Tasks to complete.
A - Please rewrite the part of the David Pasquesi biography between "David Pasquesi (born" and "Forest High School.", inclusive, replacing "graduated from" with "finished at".
B - Answer these questions from the David Pasquesi biography:
(i) Where was Pasquesi raised?
(ii) Which character did he play in Angels & Demons?
(iii) Under whom did he study in the early 80s?
C - Write what comes next in the David Pasquesi biography, starting after its final sentence.

Quoted passage.
■ ■ ■ ■ ■
David Pasquesi (born December 22, 1960) is an American actor and comedian. His screen credits include Groundhog Day, Strangers with Candy, Curb Your Enthusiasm, Return to Me, The Ice Harvest, Veep, At Home with Amy Sedaris, Lodge 49, and The Book of Boba Fett.

Early life
Pasquesi was born in Chicago and raised in Lake Bluff, Illinois. He graduated from Lake Forest High School.

Career 
Pasquesi starred in the short film Regrets that premiered An Event Apart, and co-starred in I Want Someone to Eat Cheese With. He wrote for Exit 57 and Strangers with Candy, co-wrote and appeared in the Spike TV series Factory, and co-wrote and co-starred in Cop Show. In 2009, he was in the cast of Angels & Demons, where he played the character Claudio Vincenzi. He co-created and co-wrote the new show Merkin Penal. Similarly to his role of "Meat Man Stew" in Strangers With Candy, Pasquesi plays "Knife Man" in At Home with Amy Sedaris.

Pasquesi has performed at The Second City, iO Theater, Improv Institute, and Annoyance Theatre, and  studied under Del Close in the early 80s and became part of the first iO Harold team "Baron's Barracudas". He appeared in four mainstage revues at Second City as well as in plays at the Steppenwolf Theatre and the Goodman Theatre.
■ ■ ■ ■ ■
Material shown.
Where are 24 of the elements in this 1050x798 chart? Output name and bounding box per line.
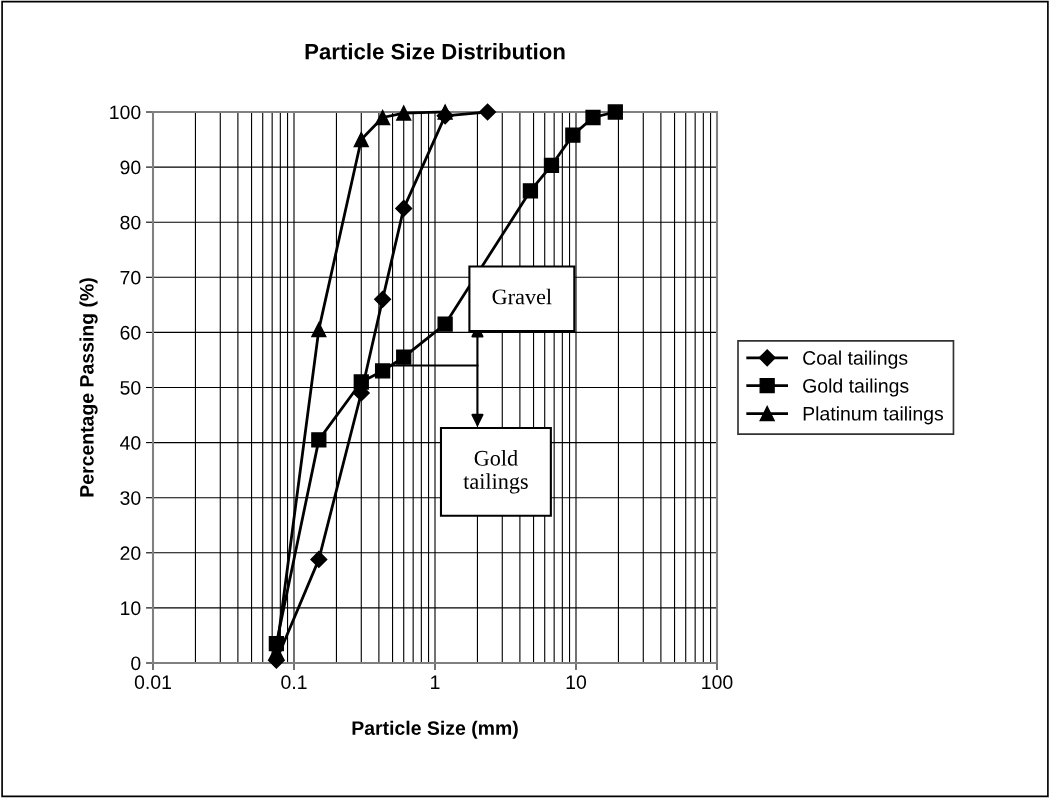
y-tick-label: 30 bbox=[120, 491, 141, 505]
chart-title: Particle Size Distribution bbox=[305, 43, 565, 60]
y-tick-label: 40 bbox=[120, 436, 141, 450]
y-tick-label: 100 bbox=[110, 105, 141, 120]
y-tick-label: 0 bbox=[131, 656, 141, 671]
y-tick-label: 90 bbox=[120, 160, 141, 175]
annotation: Gold tailings bbox=[463, 450, 528, 494]
legend-label: Coal tailings bbox=[803, 350, 908, 369]
x-tick-label: 0.1 bbox=[281, 675, 307, 690]
y-tick-label: 20 bbox=[120, 546, 141, 561]
legend-label: Gold tailings bbox=[803, 378, 909, 397]
x-tick-label: 1 bbox=[431, 675, 440, 689]
x-tick-label: 0.01 bbox=[134, 675, 171, 690]
y-tick-label: 50 bbox=[120, 380, 141, 395]
legend-label: Platinum tailings bbox=[803, 406, 944, 425]
y-tick-label: 10 bbox=[121, 601, 141, 616]
y-tick-label: 70 bbox=[120, 270, 141, 285]
y-axis-title: Percentage Passing (%) bbox=[79, 278, 98, 497]
y-tick-label: 60 bbox=[120, 325, 141, 340]
x-tick-label: 10 bbox=[566, 675, 587, 690]
y-tick-label: 80 bbox=[120, 215, 141, 230]
x-tick-label: 100 bbox=[702, 675, 733, 690]
annotation: Gravel bbox=[492, 288, 552, 305]
x-axis-title: Particle Size (mm) bbox=[352, 720, 518, 739]
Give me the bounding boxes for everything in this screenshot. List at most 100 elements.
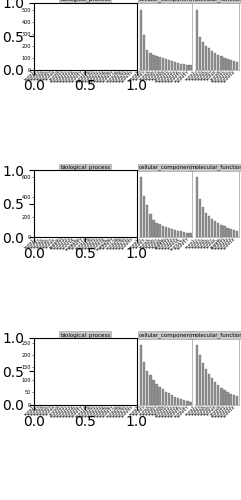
Bar (152, 55, 155, 70)
Text: term1: term1 (24, 237, 36, 249)
Bar (236, 62, 238, 70)
Bar (236, 396, 238, 405)
Text: term19: term19 (77, 405, 91, 419)
Bar (124, 66, 127, 70)
Text: term21: term21 (84, 237, 98, 251)
Bar (165, 392, 167, 405)
Bar (180, 232, 182, 237)
Bar (131, 66, 133, 70)
Text: term7: term7 (42, 70, 54, 82)
Bar (143, 196, 145, 237)
Text: term9: term9 (209, 237, 221, 249)
Text: term11: term11 (214, 405, 228, 419)
Text: term12: term12 (56, 405, 70, 419)
Text: term21: term21 (84, 70, 98, 84)
Text: term12: term12 (56, 70, 70, 84)
Bar (75, 392, 77, 405)
Text: term7: term7 (147, 237, 160, 249)
Text: term12: term12 (217, 70, 231, 84)
Text: term13: term13 (59, 405, 73, 419)
Bar (165, 60, 167, 70)
Bar (72, 230, 74, 237)
Bar (56, 56, 59, 70)
Bar (65, 390, 68, 405)
Bar (233, 395, 235, 405)
Text: term33: term33 (121, 237, 135, 251)
Bar (38, 200, 40, 237)
Title: molecular_function: molecular_function (190, 332, 241, 338)
Text: term6: term6 (39, 405, 51, 417)
Bar (118, 399, 120, 405)
Bar (143, 362, 145, 405)
Bar (168, 228, 170, 237)
Bar (47, 50, 49, 70)
Text: term12: term12 (217, 405, 231, 419)
Text: term16: term16 (68, 237, 82, 251)
Text: term4: term4 (194, 405, 206, 417)
Text: term16: term16 (173, 405, 187, 419)
Bar (109, 398, 111, 405)
Text: term17: term17 (176, 405, 190, 419)
Text: term16: term16 (68, 70, 82, 84)
Bar (205, 46, 207, 70)
Text: term6: term6 (145, 70, 157, 82)
Text: term32: term32 (118, 237, 132, 251)
Bar (38, 361, 40, 405)
Bar (236, 231, 238, 237)
Bar (143, 34, 145, 70)
Bar (220, 224, 222, 237)
Bar (168, 394, 170, 405)
Bar (41, 368, 43, 405)
Title: cellular_component: cellular_component (139, 164, 193, 170)
Bar (202, 364, 204, 405)
Bar (134, 66, 136, 70)
Bar (229, 60, 232, 70)
Bar (65, 229, 68, 237)
Title: cellular_component: cellular_component (139, 332, 193, 338)
Title: cellular_component: cellular_component (139, 0, 193, 2)
Text: term25: term25 (96, 405, 110, 419)
Text: term13: term13 (220, 237, 234, 251)
Text: term14: term14 (167, 70, 181, 84)
Text: term3: term3 (135, 70, 147, 82)
Text: term27: term27 (102, 70, 116, 84)
Text: term10: term10 (155, 237, 169, 251)
Text: term9: term9 (48, 405, 60, 417)
Bar (217, 55, 220, 70)
Text: term30: term30 (112, 237, 126, 251)
Text: term2: term2 (132, 405, 144, 417)
Bar (127, 400, 130, 405)
Bar (131, 234, 133, 237)
Text: term2: term2 (27, 237, 39, 249)
Bar (72, 392, 74, 405)
Bar (211, 219, 213, 237)
Text: term6: term6 (39, 70, 51, 82)
Bar (217, 223, 220, 237)
Text: term14: term14 (62, 70, 76, 84)
Text: term6: term6 (145, 237, 157, 249)
Text: term26: term26 (99, 405, 113, 419)
Bar (140, 178, 142, 237)
Text: term9: term9 (154, 405, 166, 417)
Bar (106, 398, 108, 405)
Bar (93, 396, 96, 405)
Text: term3: term3 (191, 237, 203, 249)
Text: term15: term15 (65, 405, 79, 419)
Bar (214, 221, 216, 237)
Text: term32: term32 (118, 405, 132, 419)
Bar (159, 224, 161, 237)
Bar (62, 388, 65, 405)
Bar (121, 66, 124, 70)
Bar (68, 391, 71, 405)
Text: term11: term11 (158, 237, 172, 251)
Text: term11: term11 (53, 237, 67, 251)
Text: term11: term11 (214, 70, 228, 84)
Bar (38, 31, 40, 70)
Text: term8: term8 (206, 405, 218, 417)
Text: term9: term9 (48, 237, 60, 249)
Text: term4: term4 (138, 405, 150, 417)
Bar (50, 222, 52, 237)
Bar (202, 42, 204, 70)
Text: term7: term7 (203, 70, 215, 82)
Bar (208, 374, 210, 405)
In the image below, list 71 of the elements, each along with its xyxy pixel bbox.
■ ■ ■ ■ ■
Expected responses.
A -
David Pasquesi (born December 22, 1960) is an American actor and comedian. His screen credits include Groundhog Day, Strangers with Candy, Curb Your Enthusiasm, Return to Me, The Ice Harvest, Veep, At Home with Amy Sedaris, Lodge 49, and The Book of Boba Fett.

Early life
Pasquesi was born in Chicago and raised in Lake Bluff, Illinois. He finished at Lake Forest High School.

B -
(i) Lake Bluff, Illinois
(ii) Claudio Vincenzi
(iii) Del Close

C -
In 2009, he played a supporting role in the Harold Ramis film Year One as the Prime Minister of Sodom. Pasquesi was a cast member in the Chicago premiere of Yasmina Reza's God of Carnage at the Goodman Theatre.

TJ and Dave 
Since 2002, he has been performing with T. J. Jagodowski in the all improvised show "TJ and Dave". In 2006 they began an Off Broadway run, performing monthly at The Barrow Street Theatre in New York City. The Chicago Reader has described the show as "an hour of subtle character development, verbal facility, and pantomimic agility that anticipates and plays off the audience's reactions." Guests of the show include August: Osage County's Tracy Letts, Academy Award Nominee Michael Shannon, SNL's Mike O'Brien, and Absinthe's Jet Eveleth. The 2009 South by Southwest Film festival included the documentary Trust Us, This is All Made Up directed by Alex Karpovsky, which chronicles a "T.J. and Dave" performance.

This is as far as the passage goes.